Assemble all lines in which the string "pressing" appears.

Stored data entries
● ● ● ● ● ● ●
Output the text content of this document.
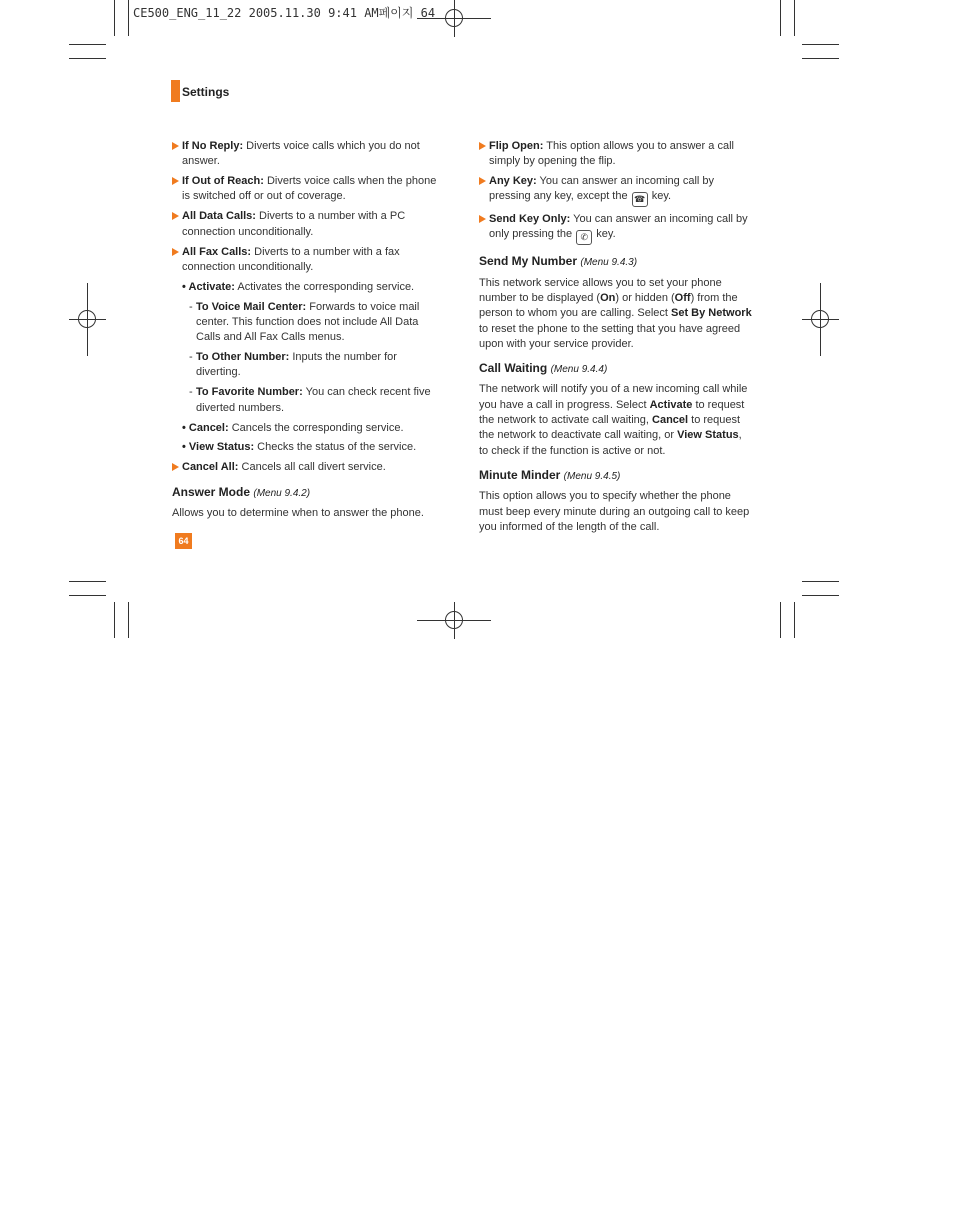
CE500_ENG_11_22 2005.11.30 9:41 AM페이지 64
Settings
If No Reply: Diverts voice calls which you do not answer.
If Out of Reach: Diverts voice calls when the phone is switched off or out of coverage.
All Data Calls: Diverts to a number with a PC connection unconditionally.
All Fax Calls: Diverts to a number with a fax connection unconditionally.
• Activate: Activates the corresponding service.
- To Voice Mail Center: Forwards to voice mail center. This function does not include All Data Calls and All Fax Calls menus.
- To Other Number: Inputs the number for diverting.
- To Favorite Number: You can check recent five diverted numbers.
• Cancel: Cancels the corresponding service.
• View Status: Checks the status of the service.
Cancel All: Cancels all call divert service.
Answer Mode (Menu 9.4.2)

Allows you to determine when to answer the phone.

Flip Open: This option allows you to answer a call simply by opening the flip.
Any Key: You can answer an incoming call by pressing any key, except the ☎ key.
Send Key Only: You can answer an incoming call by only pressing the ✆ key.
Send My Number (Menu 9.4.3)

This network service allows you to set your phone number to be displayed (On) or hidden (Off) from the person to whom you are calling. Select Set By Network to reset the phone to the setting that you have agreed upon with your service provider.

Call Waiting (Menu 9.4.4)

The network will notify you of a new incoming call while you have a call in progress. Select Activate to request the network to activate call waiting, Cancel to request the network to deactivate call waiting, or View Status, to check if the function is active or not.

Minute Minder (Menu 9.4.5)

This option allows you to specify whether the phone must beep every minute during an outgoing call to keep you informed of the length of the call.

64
● ● ● ● ● ● ●
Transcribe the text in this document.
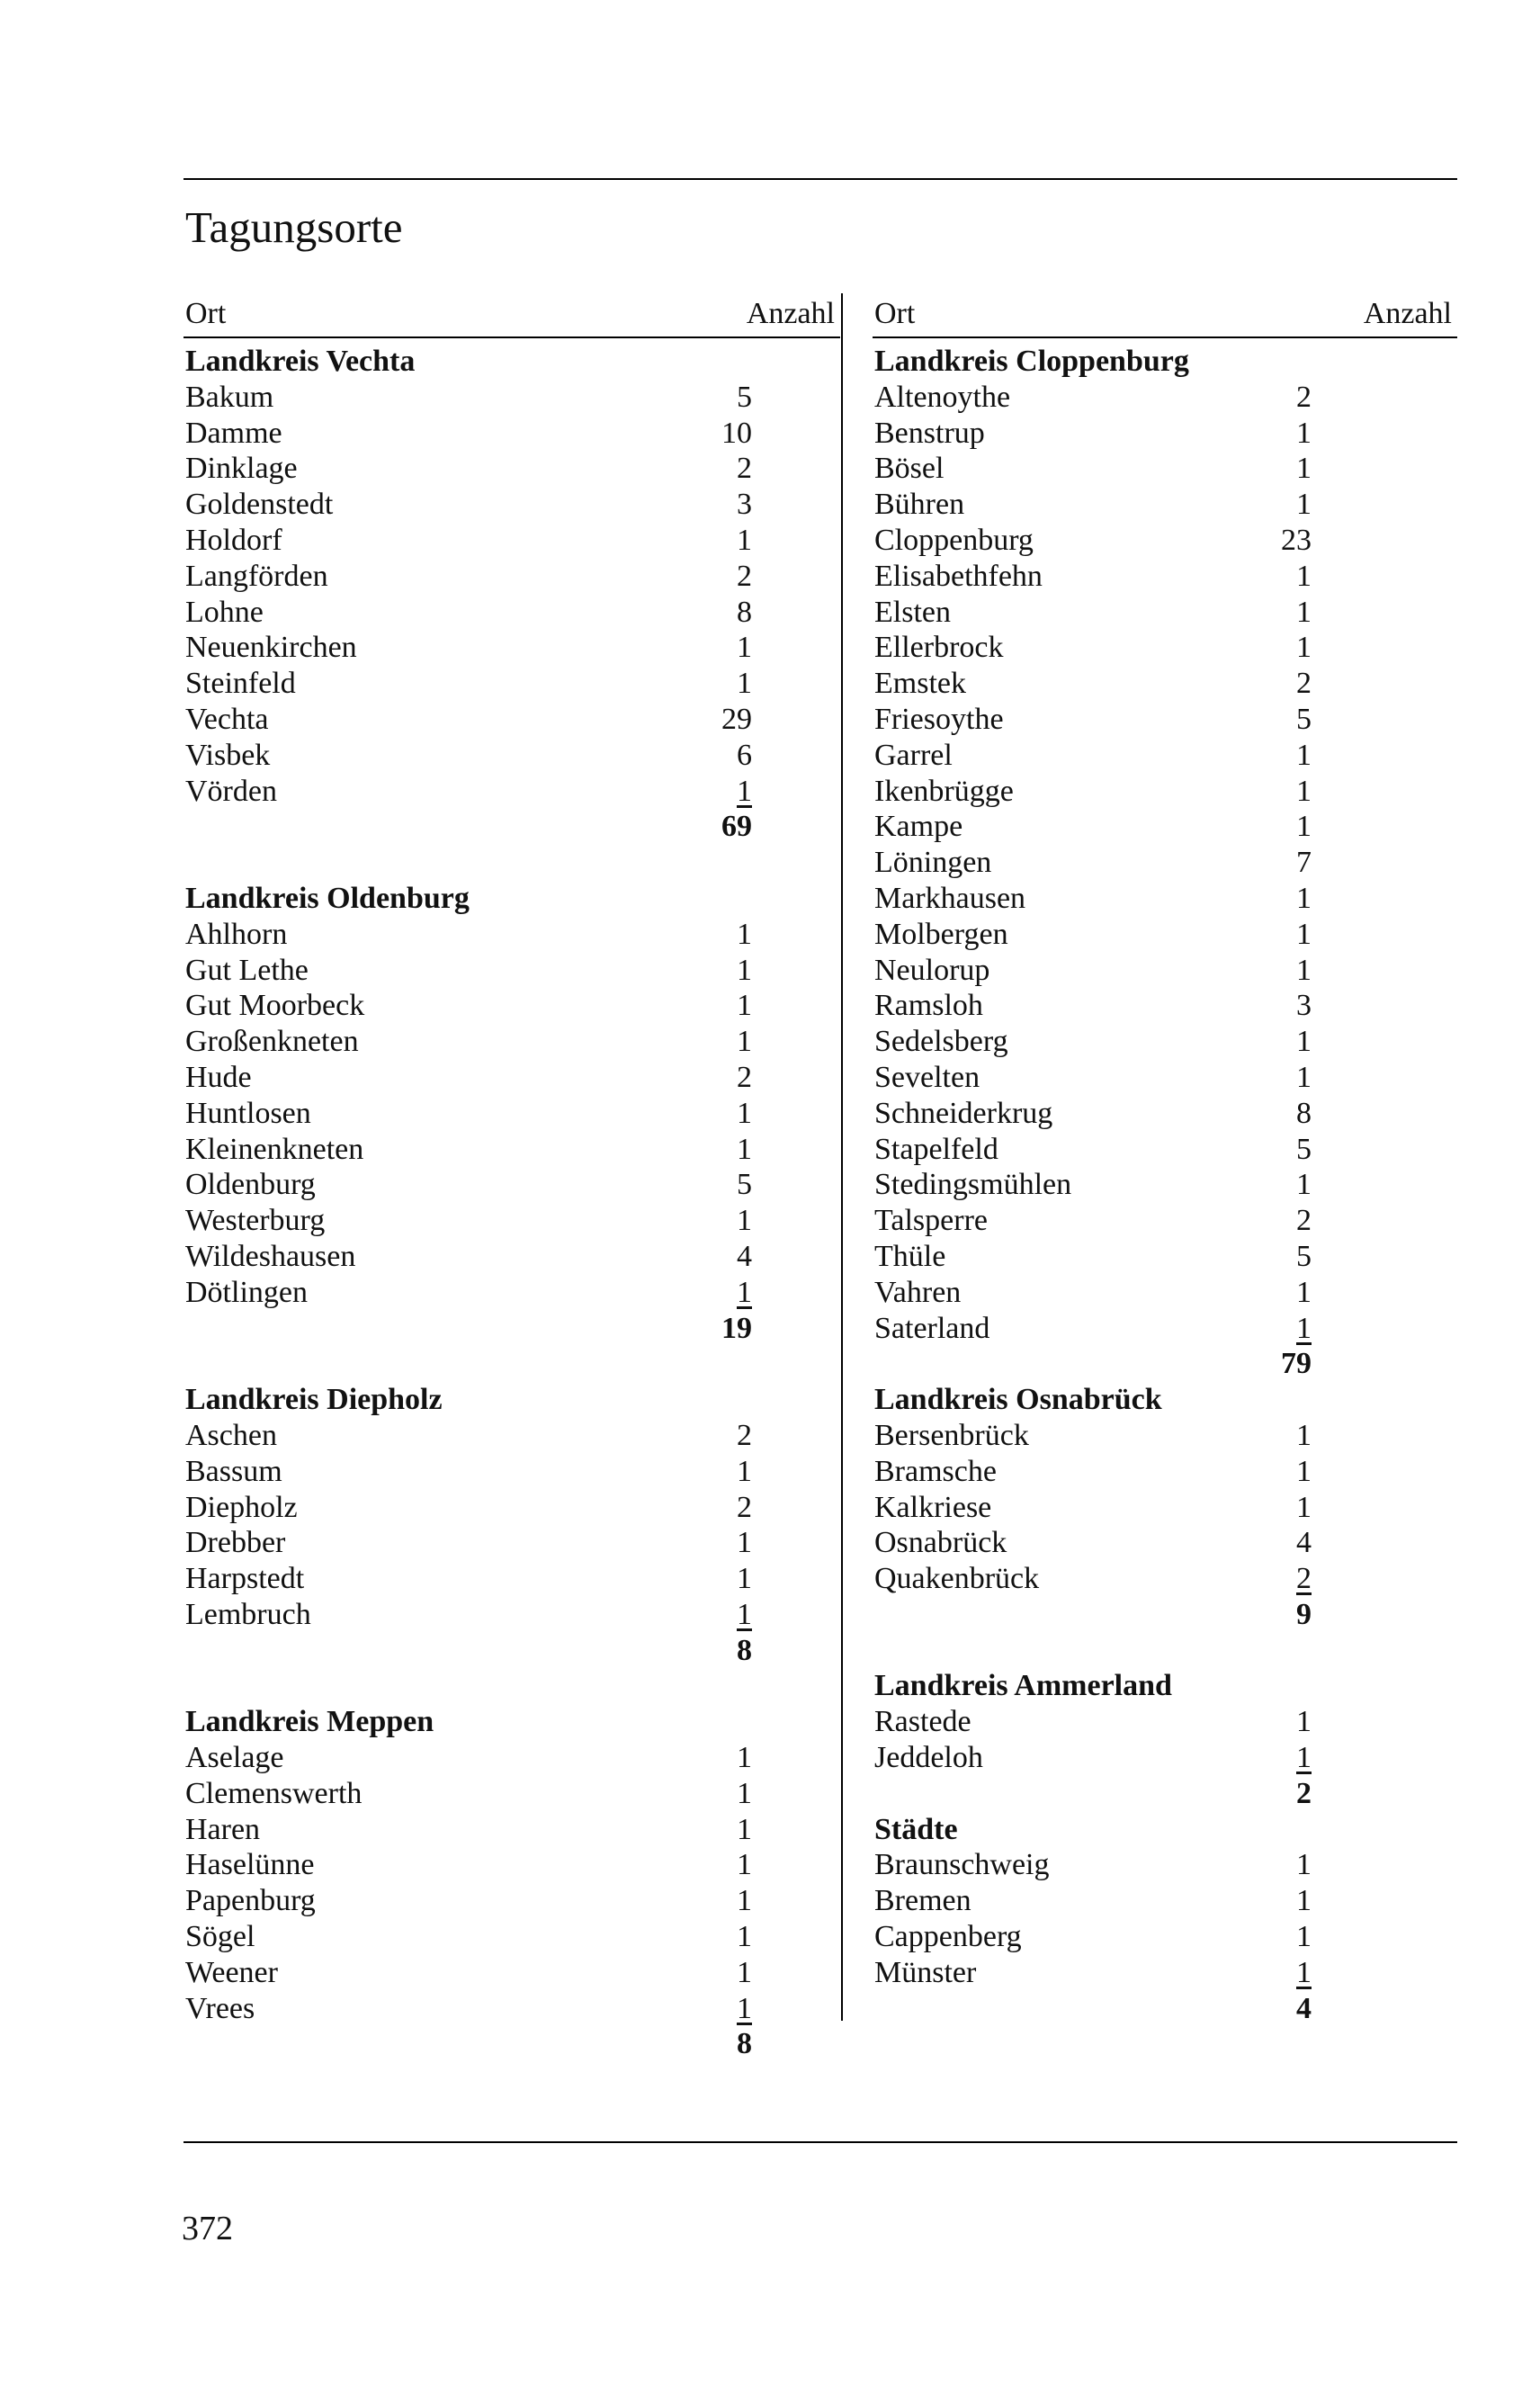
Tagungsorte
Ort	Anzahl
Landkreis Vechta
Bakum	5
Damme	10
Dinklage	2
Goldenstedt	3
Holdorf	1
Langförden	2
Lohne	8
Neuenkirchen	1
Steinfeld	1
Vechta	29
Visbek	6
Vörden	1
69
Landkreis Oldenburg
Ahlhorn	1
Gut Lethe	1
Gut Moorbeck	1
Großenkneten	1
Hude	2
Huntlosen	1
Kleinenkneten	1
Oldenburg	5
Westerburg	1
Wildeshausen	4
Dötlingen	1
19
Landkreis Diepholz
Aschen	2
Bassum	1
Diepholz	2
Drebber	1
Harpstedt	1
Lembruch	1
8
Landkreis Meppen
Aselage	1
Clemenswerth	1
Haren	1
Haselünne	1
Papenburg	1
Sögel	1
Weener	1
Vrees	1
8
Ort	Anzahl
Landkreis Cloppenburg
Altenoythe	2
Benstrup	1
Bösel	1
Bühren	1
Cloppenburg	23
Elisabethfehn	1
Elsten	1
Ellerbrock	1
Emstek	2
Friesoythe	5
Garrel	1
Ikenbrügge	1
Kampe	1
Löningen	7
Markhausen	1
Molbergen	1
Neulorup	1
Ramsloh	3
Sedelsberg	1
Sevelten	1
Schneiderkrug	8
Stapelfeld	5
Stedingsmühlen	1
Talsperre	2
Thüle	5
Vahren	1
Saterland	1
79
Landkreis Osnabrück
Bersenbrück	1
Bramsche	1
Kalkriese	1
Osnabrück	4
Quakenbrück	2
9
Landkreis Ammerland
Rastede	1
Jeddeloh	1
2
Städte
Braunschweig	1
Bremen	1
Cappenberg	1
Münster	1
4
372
● ● ● ● ● ● ●
RESPONSE BELOW |
Any Key: You can answer an incoming call by pressing any key, except the ☎ key.
Send Key Only: You can answer an incoming call by only pressing the ✆ key.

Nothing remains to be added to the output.